* LISTING *
BEGIN

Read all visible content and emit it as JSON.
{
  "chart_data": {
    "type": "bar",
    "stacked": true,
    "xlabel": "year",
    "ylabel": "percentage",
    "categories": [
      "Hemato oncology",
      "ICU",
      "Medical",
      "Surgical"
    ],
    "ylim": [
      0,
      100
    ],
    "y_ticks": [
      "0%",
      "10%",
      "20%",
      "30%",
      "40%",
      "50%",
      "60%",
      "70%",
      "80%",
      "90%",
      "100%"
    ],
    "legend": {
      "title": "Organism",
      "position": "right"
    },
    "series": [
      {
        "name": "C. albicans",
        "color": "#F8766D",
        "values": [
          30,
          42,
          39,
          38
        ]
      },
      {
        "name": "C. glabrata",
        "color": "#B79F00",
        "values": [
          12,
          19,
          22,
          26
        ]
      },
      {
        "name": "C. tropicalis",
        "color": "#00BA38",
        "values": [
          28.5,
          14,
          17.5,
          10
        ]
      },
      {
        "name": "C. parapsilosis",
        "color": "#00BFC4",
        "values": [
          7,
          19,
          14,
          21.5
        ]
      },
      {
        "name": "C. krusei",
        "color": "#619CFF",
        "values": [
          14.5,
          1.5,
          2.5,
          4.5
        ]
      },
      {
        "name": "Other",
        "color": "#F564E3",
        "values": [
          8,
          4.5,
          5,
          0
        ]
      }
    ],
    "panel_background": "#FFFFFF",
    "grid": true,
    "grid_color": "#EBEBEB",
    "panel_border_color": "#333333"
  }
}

END

* YOUR INSTRUCTIONS *
Repeat the data in its entirety, character for character.

* ANSWER FOR THIS EXERCISE *
Read all visible content and emit it as JSON.
{
  "chart_data": {
    "type": "bar",
    "stacked": true,
    "xlabel": "year",
    "ylabel": "percentage",
    "categories": [
      "Hemato oncology",
      "ICU",
      "Medical",
      "Surgical"
    ],
    "ylim": [
      0,
      100
    ],
    "y_ticks": [
      "0%",
      "10%",
      "20%",
      "30%",
      "40%",
      "50%",
      "60%",
      "70%",
      "80%",
      "90%",
      "100%"
    ],
    "legend": {
      "title": "Organism",
      "position": "right"
    },
    "series": [
      {
        "name": "C. albicans",
        "color": "#F8766D",
        "values": [
          30,
          42,
          39,
          38
        ]
      },
      {
        "name": "C. glabrata",
        "color": "#B79F00",
        "values": [
          12,
          19,
          22,
          26
        ]
      },
      {
        "name": "C. tropicalis",
        "color": "#00BA38",
        "values": [
          28.5,
          14,
          17.5,
          10
        ]
      },
      {
        "name": "C. parapsilosis",
        "color": "#00BFC4",
        "values": [
          7,
          19,
          14,
          21.5
        ]
      },
      {
        "name": "C. krusei",
        "color": "#619CFF",
        "values": [
          14.5,
          1.5,
          2.5,
          4.5
        ]
      },
      {
        "name": "Other",
        "color": "#F564E3",
        "values": [
          8,
          4.5,
          5,
          0
        ]
      }
    ],
    "panel_background": "#FFFFFF",
    "grid": true,
    "grid_color": "#EBEBEB",
    "panel_border_color": "#333333"
  }
}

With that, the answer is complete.